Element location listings
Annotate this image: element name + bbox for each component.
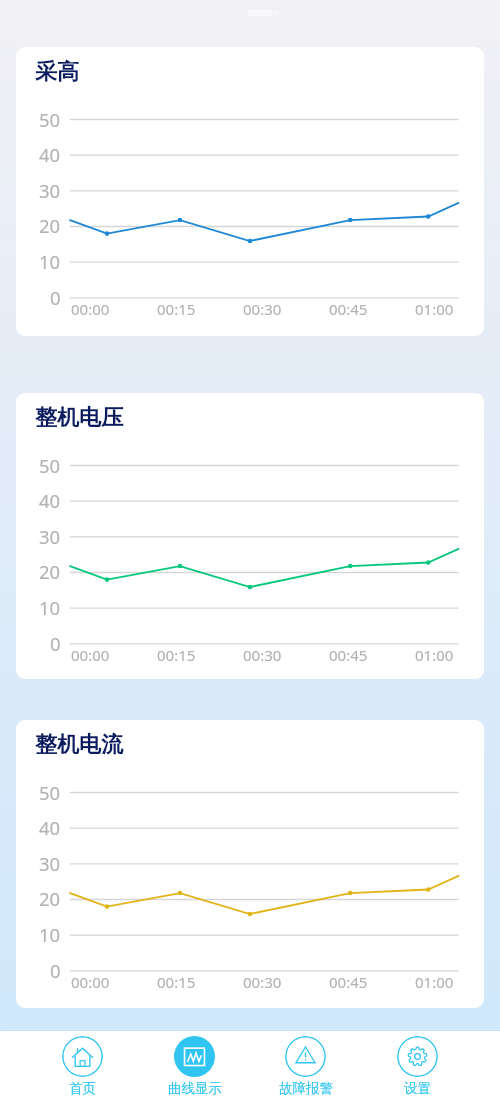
other: Fault alarm <box>285 1036 326 1077</box>
staticText: 首页 <box>69 1080 96 1097</box>
staticText: 00:45 <box>329 972 368 992</box>
staticText: 20 <box>39 559 61 584</box>
staticText: 故障报警 <box>279 1080 333 1097</box>
staticText: 40 <box>39 488 61 513</box>
button[interactable]: Fault alarm <box>277 1031 334 1100</box>
staticText: 20 <box>39 886 61 911</box>
staticText: 00:45 <box>329 645 368 665</box>
staticText: 40 <box>39 815 61 840</box>
staticText: 00:00 <box>71 645 110 665</box>
staticText: 采高 <box>35 58 79 86</box>
button[interactable]: Settings <box>389 1031 446 1100</box>
staticText: 00:15 <box>157 645 196 665</box>
staticText: 0 <box>50 285 61 310</box>
staticText: 曲线显示 <box>168 1080 222 1097</box>
staticText: 整机电流 <box>35 731 123 759</box>
staticText: 00:30 <box>243 972 282 992</box>
staticText: 30 <box>39 178 61 203</box>
other: Settings <box>397 1036 438 1077</box>
staticText: 50 <box>39 107 61 132</box>
staticText: 00:30 <box>243 299 282 319</box>
staticText: 40 <box>39 142 61 167</box>
staticText: 01:00 <box>415 299 454 319</box>
staticText: 00:15 <box>157 972 196 992</box>
staticText: 10 <box>39 249 61 274</box>
staticText: 00:30 <box>243 645 282 665</box>
staticText: 设置 <box>404 1080 431 1097</box>
staticText: 00:45 <box>329 299 368 319</box>
other: Curve display <box>174 1036 215 1077</box>
staticText: 整机电压 <box>35 404 123 432</box>
staticText: 30 <box>39 524 61 549</box>
staticText: 00:00 <box>71 299 110 319</box>
staticText: 20 <box>39 213 61 238</box>
button[interactable]: Curve display <box>166 1031 223 1100</box>
staticText: 50 <box>39 453 61 478</box>
staticText: 0 <box>50 631 61 656</box>
staticText: 30 <box>39 851 61 876</box>
staticText: 00:15 <box>157 299 196 319</box>
staticText: 0 <box>50 958 61 983</box>
other: Home <box>62 1036 103 1077</box>
staticText: 50 <box>39 780 61 805</box>
staticText: 01:00 <box>415 972 454 992</box>
staticText: 01:00 <box>415 645 454 665</box>
staticText: 00:00 <box>71 972 110 992</box>
button[interactable]: Home <box>54 1031 111 1100</box>
staticText: 10 <box>39 922 61 947</box>
staticText: 10 <box>39 595 61 620</box>
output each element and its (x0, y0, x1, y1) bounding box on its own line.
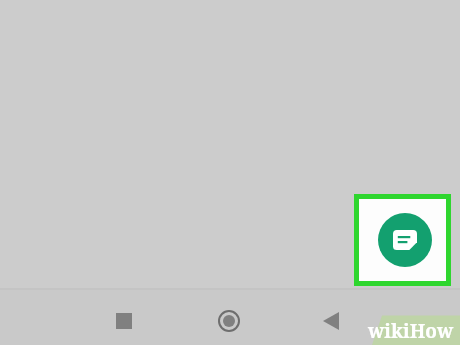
button[interactable]: Recent apps (100, 297, 148, 345)
button[interactable]: Start chat (378, 213, 432, 267)
button[interactable]: Back (307, 297, 355, 345)
button[interactable]: Home (205, 297, 253, 345)
staticText: wikiHow (368, 318, 454, 344)
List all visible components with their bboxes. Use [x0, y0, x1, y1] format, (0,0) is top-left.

SET EXERCISE>
Rewrite all of the data above, replacing every occurrence of "Settings" with "Preferences" and leaving everything else unchanged. Omit the pictures from your answer.

WORKED SOLUTION>
Annotate this image: element name + bbox for each component.
other: Fault alarm <box>285 1036 326 1077</box>
staticText: 首页 <box>69 1080 96 1097</box>
staticText: 00:45 <box>329 972 368 992</box>
staticText: 20 <box>39 559 61 584</box>
staticText: 故障报警 <box>279 1080 333 1097</box>
staticText: 40 <box>39 488 61 513</box>
button[interactable]: Fault alarm <box>277 1031 334 1100</box>
staticText: 20 <box>39 886 61 911</box>
staticText: 00:45 <box>329 645 368 665</box>
staticText: 40 <box>39 815 61 840</box>
staticText: 00:00 <box>71 645 110 665</box>
staticText: 采高 <box>35 58 79 86</box>
button[interactable]: Preferences <box>389 1031 446 1100</box>
staticText: 00:15 <box>157 645 196 665</box>
staticText: 0 <box>50 285 61 310</box>
staticText: 曲线显示 <box>168 1080 222 1097</box>
staticText: 整机电流 <box>35 731 123 759</box>
staticText: 00:30 <box>243 972 282 992</box>
staticText: 30 <box>39 178 61 203</box>
other: Preferences <box>397 1036 438 1077</box>
staticText: 50 <box>39 107 61 132</box>
staticText: 00:30 <box>243 299 282 319</box>
staticText: 40 <box>39 142 61 167</box>
staticText: 01:00 <box>415 299 454 319</box>
staticText: 00:15 <box>157 972 196 992</box>
staticText: 10 <box>39 249 61 274</box>
staticText: 00:30 <box>243 645 282 665</box>
staticText: 设置 <box>404 1080 431 1097</box>
staticText: 00:45 <box>329 299 368 319</box>
other: Curve display <box>174 1036 215 1077</box>
staticText: 整机电压 <box>35 404 123 432</box>
staticText: 30 <box>39 524 61 549</box>
staticText: 00:00 <box>71 299 110 319</box>
staticText: 20 <box>39 213 61 238</box>
button[interactable]: Curve display <box>166 1031 223 1100</box>
staticText: 50 <box>39 453 61 478</box>
staticText: 0 <box>50 631 61 656</box>
staticText: 30 <box>39 851 61 876</box>
staticText: 00:15 <box>157 299 196 319</box>
staticText: 0 <box>50 958 61 983</box>
other: Home <box>62 1036 103 1077</box>
staticText: 50 <box>39 780 61 805</box>
staticText: 01:00 <box>415 972 454 992</box>
staticText: 01:00 <box>415 645 454 665</box>
staticText: 00:00 <box>71 972 110 992</box>
button[interactable]: Home <box>54 1031 111 1100</box>
staticText: 10 <box>39 922 61 947</box>
staticText: 10 <box>39 595 61 620</box>
output each element and its (x0, y0, x1, y1) bounding box on its own line.
button[interactable]: Recent apps (100, 297, 148, 345)
button[interactable]: Start chat (378, 213, 432, 267)
button[interactable]: Back (307, 297, 355, 345)
button[interactable]: Home (205, 297, 253, 345)
staticText: wikiHow (368, 318, 454, 344)
List all visible components with their bboxes. Use [x0, y0, x1, y1] format, (0,0) is top-left.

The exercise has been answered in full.